* TASK TO COMPLETE *
The entries below should be quoted exactly, with no pictures carried over.

— START RECORDS PROVIDED —

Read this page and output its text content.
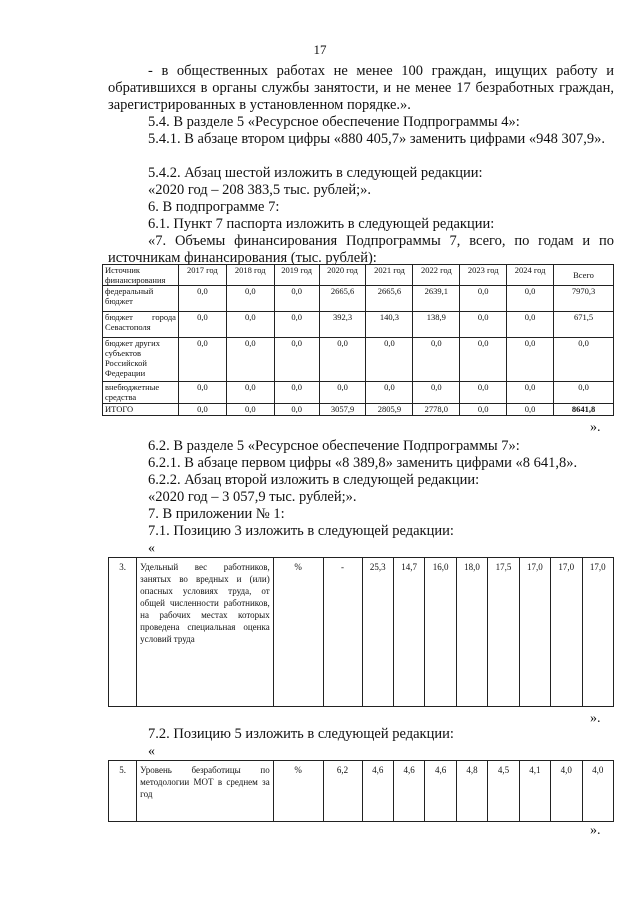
17

- в общественных работах не менее 100 граждан, ищущих работу и обратившихся в органы службы занятости, и не менее 17 безработных граждан, зарегистрированных в установленном порядке.».

5.4. В разделе 5 «Ресурсное обеспечение Подпрограммы 4»:

5.4.1. В абзаце втором цифры «880 405,7» заменить цифрами «948 307,9».

5.4.2. Абзац шестой изложить в следующей редакции:

«2020 год – 208 383,5 тыс. рублей;».

6. В подпрограмме 7:

6.1. Пункт 7 паспорта изложить в следующей редакции:

«7. Объемы финансирования Подпрограммы 7, всего, по годам и по источникам финансирования (тыс. рублей):

Источник финансирования	2017 год	2018 год	2019 год	2020 год	2021 год	2022 год	2023 год	2024 год	Всего
федеральный бюджет	0,0	0,0	0,0	2665,6	2665,6	2639,1	0,0	0,0	7970,3
бюджет города Севастополя	0,0	0,0	0,0	392,3	140,3	138,9	0,0	0,0	671,5
бюджет других субъектов Российской Федерации	0,0	0,0	0,0	0,0	0,0	0,0	0,0	0,0	0,0
внебюджетные средства	0,0	0,0	0,0	0,0	0,0	0,0	0,0	0,0	0,0
ИТОГО	0,0	0,0	0,0	3057,9	2805,9	2778,0	0,0	0,0	8641,8
».

6.2. В разделе 5 «Ресурсное обеспечение Подпрограммы 7»:

6.2.1. В абзаце первом цифры «8 389,8» заменить цифрами «8 641,8».

6.2.2. Абзац второй изложить в следующей редакции:

«2020 год – 3 057,9 тыс. рублей;».

7. В приложении № 1:

7.1. Позицию 3 изложить в следующей редакции:

«
3.	Удельный вес работников, занятых во вредных и (или) опасных условиях труда, от общей численности работников, на рабочих местах которых проведена специальная оценка условий труда	%	-	25,3	14,7	16,0	18,0	17,5	17,0	17,0	17,0
».

7.2. Позицию 5 изложить в следующей редакции:

«
5.	Уровень безработицы по методологии МОТ в среднем за год	%	6,2	4,6	4,6	4,6	4,8	4,5	4,1	4,0	4,0
».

— END RECORDS PROVIDED —

* EXERCISE SOLUTION *
Read this page and output its text content.
17

- в общественных работах не менее 100 граждан, ищущих работу и обратившихся в органы службы занятости, и не менее 17 безработных граждан, зарегистрированных в установленном порядке.».

5.4. В разделе 5 «Ресурсное обеспечение Подпрограммы 4»:

5.4.1. В абзаце втором цифры «880 405,7» заменить цифрами «948 307,9».

5.4.2. Абзац шестой изложить в следующей редакции:

«2020 год – 208 383,5 тыс. рублей;».

6. В подпрограмме 7:

6.1. Пункт 7 паспорта изложить в следующей редакции:

«7. Объемы финансирования Подпрограммы 7, всего, по годам и по источникам финансирования (тыс. рублей):

Источник финансирования	2017 год	2018 год	2019 год	2020 год	2021 год	2022 год	2023 год	2024 год	Всего
федеральный бюджет	0,0	0,0	0,0	2665,6	2665,6	2639,1	0,0	0,0	7970,3
бюджет города Севастополя	0,0	0,0	0,0	392,3	140,3	138,9	0,0	0,0	671,5
бюджет других субъектов Российской Федерации	0,0	0,0	0,0	0,0	0,0	0,0	0,0	0,0	0,0
внебюджетные средства	0,0	0,0	0,0	0,0	0,0	0,0	0,0	0,0	0,0
ИТОГО	0,0	0,0	0,0	3057,9	2805,9	2778,0	0,0	0,0	8641,8
».

6.2. В разделе 5 «Ресурсное обеспечение Подпрограммы 7»:

6.2.1. В абзаце первом цифры «8 389,8» заменить цифрами «8 641,8».

6.2.2. Абзац второй изложить в следующей редакции:

«2020 год – 3 057,9 тыс. рублей;».

7. В приложении № 1:

7.1. Позицию 3 изложить в следующей редакции:

«
3.	Удельный вес работников, занятых во вредных и (или) опасных условиях труда, от общей численности работников, на рабочих местах которых проведена специальная оценка условий труда	%	-	25,3	14,7	16,0	18,0	17,5	17,0	17,0	17,0
».

7.2. Позицию 5 изложить в следующей редакции:

«
5.	Уровень безработицы по методологии МОТ в среднем за год	%	6,2	4,6	4,6	4,6	4,8	4,5	4,1	4,0	4,0
».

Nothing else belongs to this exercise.